| Request |
Go through the entries one line at a time, and gather every line that has the word "Vorwort".

Data entries

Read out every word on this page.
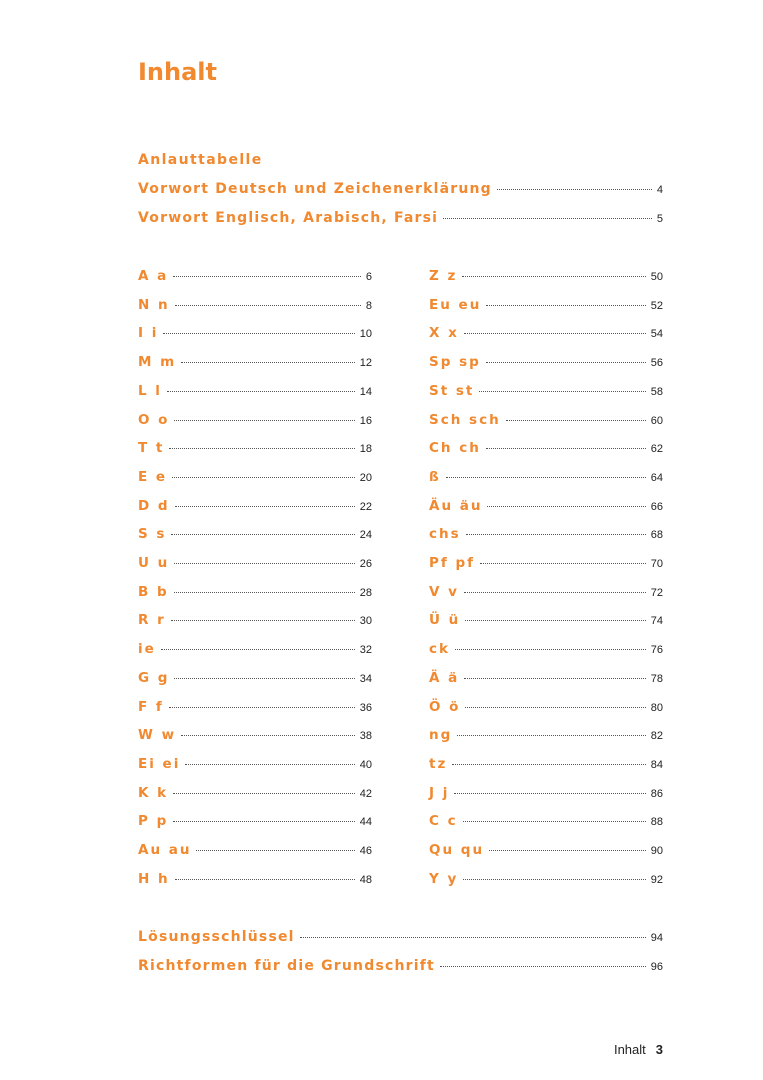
Inhalt
Anlauttabelle
Vorwort Deutsch und Zeichenerklärung	4
Vorwort Englisch, Arabisch, Farsi	5
A a	6
N n	8
I i	10
M m	12
L l	14
O o	16
T t	18
E e	20
D d	22
S s	24
U u	26
B b	28
R r	30
ie	32
G g	34
F f	36
W w	38
Ei ei	40
K k	42
P p	44
Au au	46
H h	48
Z z	50
Eu eu	52
X x	54
Sp sp	56
St st	58
Sch sch	60
Ch ch	62
ß	64
Äu äu	66
chs	68
Pf pf	70
V v	72
Ü ü	74
ck	76
Ä ä	78
Ö ö	80
ng	82
tz	84
J j	86
C c	88
Qu qu	90
Y y	92
Lösungsschlüssel	94
Richtformen für die Grundschrift	96
Inhalt 3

| Solution below |
Vorwort Deutsch und Zeichenerklärung	4
Vorwort Englisch, Arabisch, Farsi	5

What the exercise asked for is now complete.